Data listing:

<<<<

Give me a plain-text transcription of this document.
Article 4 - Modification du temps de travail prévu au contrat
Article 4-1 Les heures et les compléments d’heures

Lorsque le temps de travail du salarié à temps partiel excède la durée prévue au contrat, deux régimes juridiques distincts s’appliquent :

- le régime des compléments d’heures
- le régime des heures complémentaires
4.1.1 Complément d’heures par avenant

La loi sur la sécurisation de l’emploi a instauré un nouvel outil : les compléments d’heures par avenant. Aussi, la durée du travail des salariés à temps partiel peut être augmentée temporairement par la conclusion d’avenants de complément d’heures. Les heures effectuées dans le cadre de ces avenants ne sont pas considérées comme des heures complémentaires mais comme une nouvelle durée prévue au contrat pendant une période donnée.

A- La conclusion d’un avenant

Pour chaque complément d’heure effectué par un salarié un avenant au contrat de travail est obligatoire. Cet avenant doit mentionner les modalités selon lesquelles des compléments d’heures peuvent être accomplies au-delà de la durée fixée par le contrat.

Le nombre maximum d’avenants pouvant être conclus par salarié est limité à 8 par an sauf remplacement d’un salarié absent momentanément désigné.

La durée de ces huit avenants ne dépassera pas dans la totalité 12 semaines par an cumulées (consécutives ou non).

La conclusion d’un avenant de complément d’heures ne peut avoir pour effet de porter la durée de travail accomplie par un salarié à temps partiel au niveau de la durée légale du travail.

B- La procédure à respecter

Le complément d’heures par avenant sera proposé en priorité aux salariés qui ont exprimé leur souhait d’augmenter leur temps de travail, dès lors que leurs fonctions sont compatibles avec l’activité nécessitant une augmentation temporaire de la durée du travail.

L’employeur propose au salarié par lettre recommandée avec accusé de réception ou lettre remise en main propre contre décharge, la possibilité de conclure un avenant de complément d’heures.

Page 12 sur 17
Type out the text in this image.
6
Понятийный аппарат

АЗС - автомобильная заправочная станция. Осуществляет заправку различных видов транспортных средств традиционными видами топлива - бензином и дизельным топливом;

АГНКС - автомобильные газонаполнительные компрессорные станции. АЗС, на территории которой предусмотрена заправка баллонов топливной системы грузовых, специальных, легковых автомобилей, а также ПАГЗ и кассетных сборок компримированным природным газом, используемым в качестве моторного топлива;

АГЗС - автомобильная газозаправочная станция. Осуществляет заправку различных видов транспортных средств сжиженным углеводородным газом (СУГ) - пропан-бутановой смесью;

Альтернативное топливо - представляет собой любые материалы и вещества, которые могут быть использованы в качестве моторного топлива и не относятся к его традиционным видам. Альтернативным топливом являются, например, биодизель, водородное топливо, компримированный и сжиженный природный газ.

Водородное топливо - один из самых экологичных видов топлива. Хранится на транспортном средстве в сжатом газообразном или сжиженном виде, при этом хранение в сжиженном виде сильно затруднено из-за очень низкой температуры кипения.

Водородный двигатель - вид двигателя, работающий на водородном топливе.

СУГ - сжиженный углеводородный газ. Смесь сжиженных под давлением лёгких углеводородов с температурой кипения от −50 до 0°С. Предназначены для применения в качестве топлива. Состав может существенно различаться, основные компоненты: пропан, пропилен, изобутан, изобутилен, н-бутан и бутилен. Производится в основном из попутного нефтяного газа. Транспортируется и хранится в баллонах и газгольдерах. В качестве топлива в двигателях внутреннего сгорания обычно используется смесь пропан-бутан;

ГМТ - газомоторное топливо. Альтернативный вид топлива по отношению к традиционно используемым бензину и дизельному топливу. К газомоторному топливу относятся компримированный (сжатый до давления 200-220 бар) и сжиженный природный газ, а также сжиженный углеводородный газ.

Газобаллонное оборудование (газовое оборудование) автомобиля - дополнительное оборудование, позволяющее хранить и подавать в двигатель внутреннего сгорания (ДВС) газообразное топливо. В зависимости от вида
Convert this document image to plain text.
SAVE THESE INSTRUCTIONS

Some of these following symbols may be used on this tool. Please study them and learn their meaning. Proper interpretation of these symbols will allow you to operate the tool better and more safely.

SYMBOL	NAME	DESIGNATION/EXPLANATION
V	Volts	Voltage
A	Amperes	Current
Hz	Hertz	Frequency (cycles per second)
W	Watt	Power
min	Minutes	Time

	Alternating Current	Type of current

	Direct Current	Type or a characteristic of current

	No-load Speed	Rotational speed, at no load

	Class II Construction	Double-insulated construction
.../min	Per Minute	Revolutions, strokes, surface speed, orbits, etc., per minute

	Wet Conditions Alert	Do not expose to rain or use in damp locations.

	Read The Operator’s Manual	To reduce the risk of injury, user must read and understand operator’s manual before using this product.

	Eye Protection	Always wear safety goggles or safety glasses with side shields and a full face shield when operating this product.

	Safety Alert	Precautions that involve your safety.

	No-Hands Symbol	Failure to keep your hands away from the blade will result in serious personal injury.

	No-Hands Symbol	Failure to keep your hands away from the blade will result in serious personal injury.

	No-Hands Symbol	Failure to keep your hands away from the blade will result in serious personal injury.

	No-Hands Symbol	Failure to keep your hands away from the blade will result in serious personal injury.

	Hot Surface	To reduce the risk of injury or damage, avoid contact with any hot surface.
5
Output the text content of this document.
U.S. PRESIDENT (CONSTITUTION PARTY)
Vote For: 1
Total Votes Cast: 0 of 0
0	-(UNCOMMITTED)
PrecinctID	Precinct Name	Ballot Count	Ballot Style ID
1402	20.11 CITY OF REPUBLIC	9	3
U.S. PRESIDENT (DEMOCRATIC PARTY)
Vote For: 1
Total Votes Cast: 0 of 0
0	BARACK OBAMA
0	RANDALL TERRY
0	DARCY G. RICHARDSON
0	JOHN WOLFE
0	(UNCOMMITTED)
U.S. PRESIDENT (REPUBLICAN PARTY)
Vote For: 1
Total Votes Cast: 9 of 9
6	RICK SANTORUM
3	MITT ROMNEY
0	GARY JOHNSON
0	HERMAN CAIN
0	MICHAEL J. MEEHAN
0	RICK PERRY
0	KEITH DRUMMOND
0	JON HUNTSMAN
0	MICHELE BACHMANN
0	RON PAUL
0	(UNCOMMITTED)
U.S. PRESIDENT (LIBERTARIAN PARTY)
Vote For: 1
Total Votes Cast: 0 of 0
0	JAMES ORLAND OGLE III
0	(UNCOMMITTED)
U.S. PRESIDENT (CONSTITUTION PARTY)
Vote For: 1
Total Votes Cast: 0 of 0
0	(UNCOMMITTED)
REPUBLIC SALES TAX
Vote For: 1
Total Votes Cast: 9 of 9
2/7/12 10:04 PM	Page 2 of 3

>>>>

■ Problem to work on:
Write out every entry again, keeping each line exactly the same.

■ Result for this task:
Give me a plain-text transcription of this document.
Article 4 - Modification du temps de travail prévu au contrat
Article 4-1 Les heures et les compléments d’heures

Lorsque le temps de travail du salarié à temps partiel excède la durée prévue au contrat, deux régimes juridiques distincts s’appliquent :

- le régime des compléments d’heures
- le régime des heures complémentaires
4.1.1 Complément d’heures par avenant

La loi sur la sécurisation de l’emploi a instauré un nouvel outil : les compléments d’heures par avenant. Aussi, la durée du travail des salariés à temps partiel peut être augmentée temporairement par la conclusion d’avenants de complément d’heures. Les heures effectuées dans le cadre de ces avenants ne sont pas considérées comme des heures complémentaires mais comme une nouvelle durée prévue au contrat pendant une période donnée.

A- La conclusion d’un avenant

Pour chaque complément d’heure effectué par un salarié un avenant au contrat de travail est obligatoire. Cet avenant doit mentionner les modalités selon lesquelles des compléments d’heures peuvent être accomplies au-delà de la durée fixée par le contrat.

Le nombre maximum d’avenants pouvant être conclus par salarié est limité à 8 par an sauf remplacement d’un salarié absent momentanément désigné.

La durée de ces huit avenants ne dépassera pas dans la totalité 12 semaines par an cumulées (consécutives ou non).

La conclusion d’un avenant de complément d’heures ne peut avoir pour effet de porter la durée de travail accomplie par un salarié à temps partiel au niveau de la durée légale du travail.

B- La procédure à respecter

Le complément d’heures par avenant sera proposé en priorité aux salariés qui ont exprimé leur souhait d’augmenter leur temps de travail, dès lors que leurs fonctions sont compatibles avec l’activité nécessitant une augmentation temporaire de la durée du travail.

L’employeur propose au salarié par lettre recommandée avec accusé de réception ou lettre remise en main propre contre décharge, la possibilité de conclure un avenant de complément d’heures.

Page 12 sur 17
Type out the text in this image.
6
Понятийный аппарат

АЗС - автомобильная заправочная станция. Осуществляет заправку различных видов транспортных средств традиционными видами топлива - бензином и дизельным топливом;

АГНКС - автомобильные газонаполнительные компрессорные станции. АЗС, на территории которой предусмотрена заправка баллонов топливной системы грузовых, специальных, легковых автомобилей, а также ПАГЗ и кассетных сборок компримированным природным газом, используемым в качестве моторного топлива;

АГЗС - автомобильная газозаправочная станция. Осуществляет заправку различных видов транспортных средств сжиженным углеводородным газом (СУГ) - пропан-бутановой смесью;

Альтернативное топливо - представляет собой любые материалы и вещества, которые могут быть использованы в качестве моторного топлива и не относятся к его традиционным видам. Альтернативным топливом являются, например, биодизель, водородное топливо, компримированный и сжиженный природный газ.

Водородное топливо - один из самых экологичных видов топлива. Хранится на транспортном средстве в сжатом газообразном или сжиженном виде, при этом хранение в сжиженном виде сильно затруднено из-за очень низкой температуры кипения.

Водородный двигатель - вид двигателя, работающий на водородном топливе.

СУГ - сжиженный углеводородный газ. Смесь сжиженных под давлением лёгких углеводородов с температурой кипения от −50 до 0°С. Предназначены для применения в качестве топлива. Состав может существенно различаться, основные компоненты: пропан, пропилен, изобутан, изобутилен, н-бутан и бутилен. Производится в основном из попутного нефтяного газа. Транспортируется и хранится в баллонах и газгольдерах. В качестве топлива в двигателях внутреннего сгорания обычно используется смесь пропан-бутан;

ГМТ - газомоторное топливо. Альтернативный вид топлива по отношению к традиционно используемым бензину и дизельному топливу. К газомоторному топливу относятся компримированный (сжатый до давления 200-220 бар) и сжиженный природный газ, а также сжиженный углеводородный газ.

Газобаллонное оборудование (газовое оборудование) автомобиля - дополнительное оборудование, позволяющее хранить и подавать в двигатель внутреннего сгорания (ДВС) газообразное топливо. В зависимости от вида
Convert this document image to plain text.
SAVE THESE INSTRUCTIONS

Some of these following symbols may be used on this tool. Please study them and learn their meaning. Proper interpretation of these symbols will allow you to operate the tool better and more safely.

SYMBOL	NAME	DESIGNATION/EXPLANATION
V	Volts	Voltage
A	Amperes	Current
Hz	Hertz	Frequency (cycles per second)
W	Watt	Power
min	Minutes	Time

	Alternating Current	Type of current

	Direct Current	Type or a characteristic of current

	No-load Speed	Rotational speed, at no load

	Class II Construction	Double-insulated construction
.../min	Per Minute	Revolutions, strokes, surface speed, orbits, etc., per minute

	Wet Conditions Alert	Do not expose to rain or use in damp locations.

	Read The Operator’s Manual	To reduce the risk of injury, user must read and understand operator’s manual before using this product.

	Eye Protection	Always wear safety goggles or safety glasses with side shields and a full face shield when operating this product.

	Safety Alert	Precautions that involve your safety.

	No-Hands Symbol	Failure to keep your hands away from the blade will result in serious personal injury.

	No-Hands Symbol	Failure to keep your hands away from the blade will result in serious personal injury.

	No-Hands Symbol	Failure to keep your hands away from the blade will result in serious personal injury.

	No-Hands Symbol	Failure to keep your hands away from the blade will result in serious personal injury.

	Hot Surface	To reduce the risk of injury or damage, avoid contact with any hot surface.
5
Output the text content of this document.
U.S. PRESIDENT (CONSTITUTION PARTY)
Vote For: 1
Total Votes Cast: 0 of 0
0	-(UNCOMMITTED)
PrecinctID	Precinct Name	Ballot Count	Ballot Style ID
1402	20.11 CITY OF REPUBLIC	9	3
U.S. PRESIDENT (DEMOCRATIC PARTY)
Vote For: 1
Total Votes Cast: 0 of 0
0	BARACK OBAMA
0	RANDALL TERRY
0	DARCY G. RICHARDSON
0	JOHN WOLFE
0	(UNCOMMITTED)
U.S. PRESIDENT (REPUBLICAN PARTY)
Vote For: 1
Total Votes Cast: 9 of 9
6	RICK SANTORUM
3	MITT ROMNEY
0	GARY JOHNSON
0	HERMAN CAIN
0	MICHAEL J. MEEHAN
0	RICK PERRY
0	KEITH DRUMMOND
0	JON HUNTSMAN
0	MICHELE BACHMANN
0	RON PAUL
0	(UNCOMMITTED)
U.S. PRESIDENT (LIBERTARIAN PARTY)
Vote For: 1
Total Votes Cast: 0 of 0
0	JAMES ORLAND OGLE III
0	(UNCOMMITTED)
U.S. PRESIDENT (CONSTITUTION PARTY)
Vote For: 1
Total Votes Cast: 0 of 0
0	(UNCOMMITTED)
REPUBLIC SALES TAX
Vote For: 1
Total Votes Cast: 9 of 9
2/7/12 10:04 PM	Page 2 of 3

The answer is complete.